*Given request:*
Repeat all the material exactly; pictures stay out of your copy.

*Data section:*
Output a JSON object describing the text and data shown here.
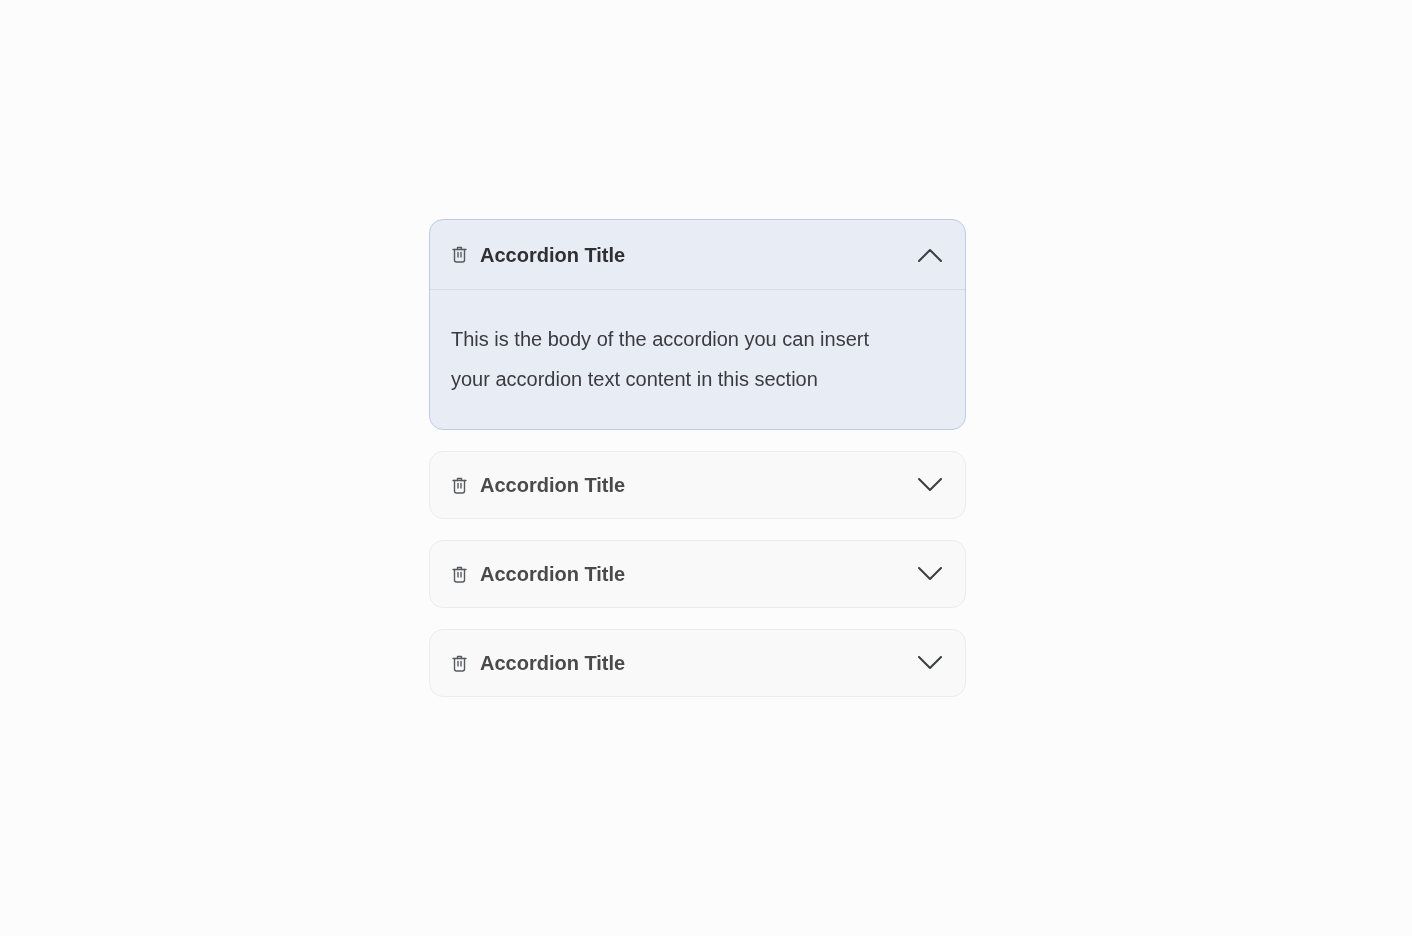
{
  "accordion": {
    "items": [
      {
        "title": "Accordion Title",
        "expanded": true,
        "body": "This is the body of the accordion you can insert your accordion text content in this section"
      },
      {
        "title": "Accordion Title",
        "expanded": false
      },
      {
        "title": "Accordion Title",
        "expanded": false
      },
      {
        "title": "Accordion Title",
        "expanded": false
      }
    ]
  }
}
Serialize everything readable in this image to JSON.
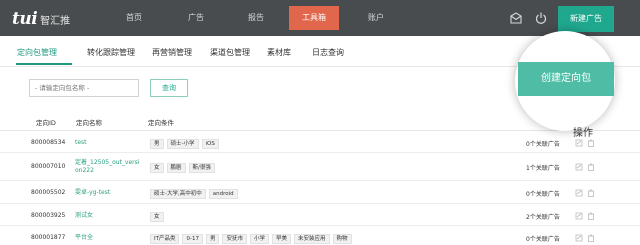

*Worked answer:*
Output a JSON object describing the text and data shown here.
{
  "accordion": {
    "items": [
      {
        "title": "Accordion Title",
        "expanded": true,
        "body": "This is the body of the accordion you can insert your accordion text content in this section"
      },
      {
        "title": "Accordion Title",
        "expanded": false
      },
      {
        "title": "Accordion Title",
        "expanded": false
      },
      {
        "title": "Accordion Title",
        "expanded": false
      }
    ]
  }
}
Serialize everything readable in this image to JSON.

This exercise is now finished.